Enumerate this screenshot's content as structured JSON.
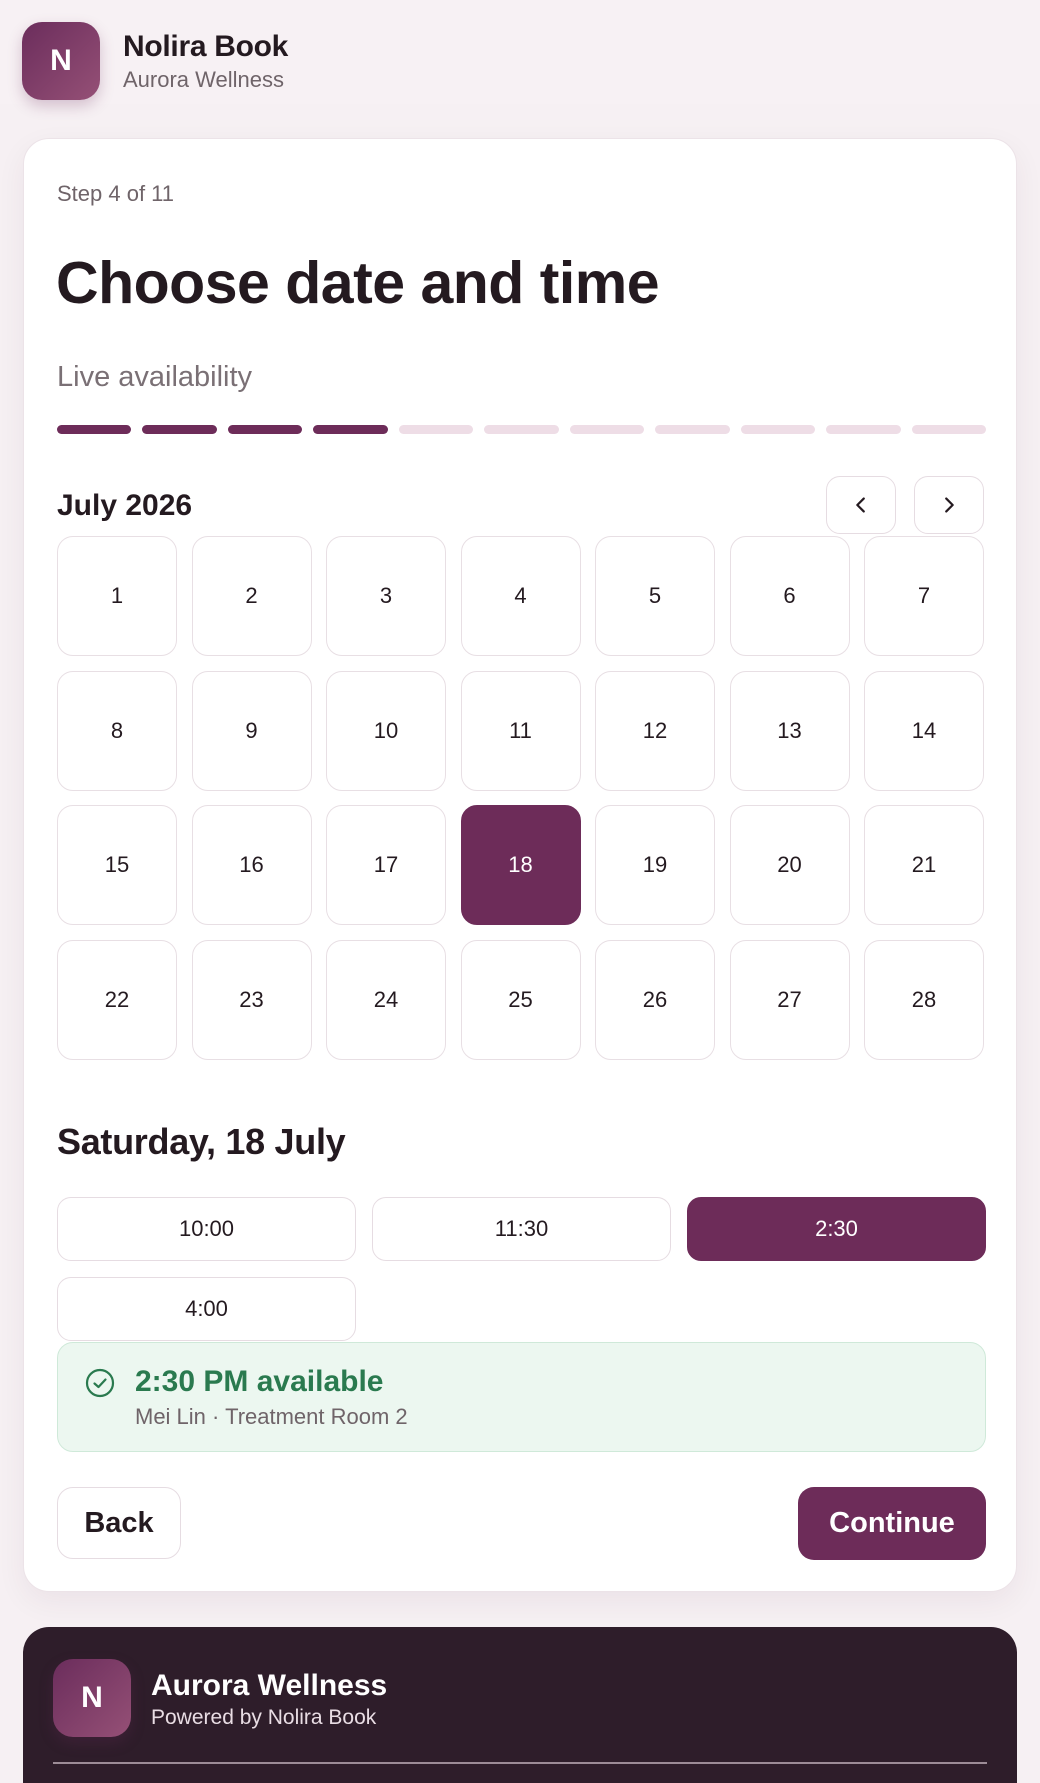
{
  "header": {
    "logo_letter": "N",
    "app_name": "Nolira Book",
    "business_name": "Aurora Wellness"
  },
  "booking": {
    "step_text": "Step 4 of 11",
    "title": "Choose date and time",
    "subtitle": "Live availability",
    "progress": {
      "current_step": 4,
      "total_steps": 11
    }
  },
  "calendar": {
    "month_label": "July 2026",
    "prev_icon": "chevron-left-icon",
    "next_icon": "chevron-right-icon",
    "days": [
      "1",
      "2",
      "3",
      "4",
      "5",
      "6",
      "7",
      "8",
      "9",
      "10",
      "11",
      "12",
      "13",
      "14",
      "15",
      "16",
      "17",
      "18",
      "19",
      "20",
      "21",
      "22",
      "23",
      "24",
      "25",
      "26",
      "27",
      "28"
    ],
    "selected_day": "18"
  },
  "timeslots": {
    "date_heading": "Saturday, 18 July",
    "slots": [
      "10:00",
      "11:30",
      "2:30",
      "4:00"
    ],
    "selected": "2:30"
  },
  "availability": {
    "icon": "check-circle-icon",
    "title": "2:30 PM available",
    "detail": "Mei Lin · Treatment Room 2"
  },
  "actions": {
    "back_label": "Back",
    "continue_label": "Continue"
  },
  "footer": {
    "logo_letter": "N",
    "business_name": "Aurora Wellness",
    "powered_by": "Powered by Nolira Book"
  },
  "colors": {
    "accent": "#6d2c59",
    "success_text": "#2a7a4f",
    "success_bg": "#ecf7f0",
    "footer_bg": "#2e1d2a"
  }
}
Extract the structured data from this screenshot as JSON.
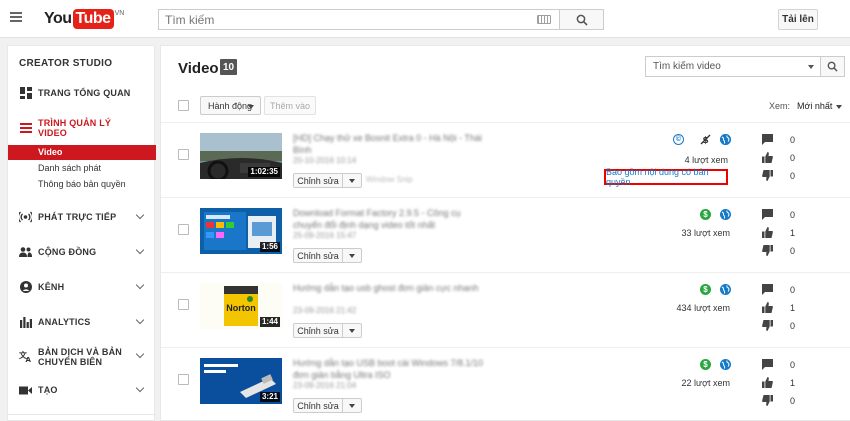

== Prompt ==
Transcribe the records above verbatim. Do not carry over any picture.

== The solution ==
Enumerate this screenshot's content as structured JSON.
{
  "header": {
    "logo_letter": "N",
    "app_name": "Nolira Book",
    "business_name": "Aurora Wellness"
  },
  "booking": {
    "step_text": "Step 4 of 11",
    "title": "Choose date and time",
    "subtitle": "Live availability",
    "progress": {
      "current_step": 4,
      "total_steps": 11
    }
  },
  "calendar": {
    "month_label": "July 2026",
    "prev_icon": "chevron-left-icon",
    "next_icon": "chevron-right-icon",
    "days": [
      "1",
      "2",
      "3",
      "4",
      "5",
      "6",
      "7",
      "8",
      "9",
      "10",
      "11",
      "12",
      "13",
      "14",
      "15",
      "16",
      "17",
      "18",
      "19",
      "20",
      "21",
      "22",
      "23",
      "24",
      "25",
      "26",
      "27",
      "28"
    ],
    "selected_day": "18"
  },
  "timeslots": {
    "date_heading": "Saturday, 18 July",
    "slots": [
      "10:00",
      "11:30",
      "2:30",
      "4:00"
    ],
    "selected": "2:30"
  },
  "availability": {
    "icon": "check-circle-icon",
    "title": "2:30 PM available",
    "detail": "Mei Lin · Treatment Room 2"
  },
  "actions": {
    "back_label": "Back",
    "continue_label": "Continue"
  },
  "footer": {
    "logo_letter": "N",
    "business_name": "Aurora Wellness",
    "powered_by": "Powered by Nolira Book"
  },
  "colors": {
    "accent": "#6d2c59",
    "success_text": "#2a7a4f",
    "success_bg": "#ecf7f0",
    "footer_bg": "#2e1d2a"
  }
}
Extract the structured data from this screenshot as JSON.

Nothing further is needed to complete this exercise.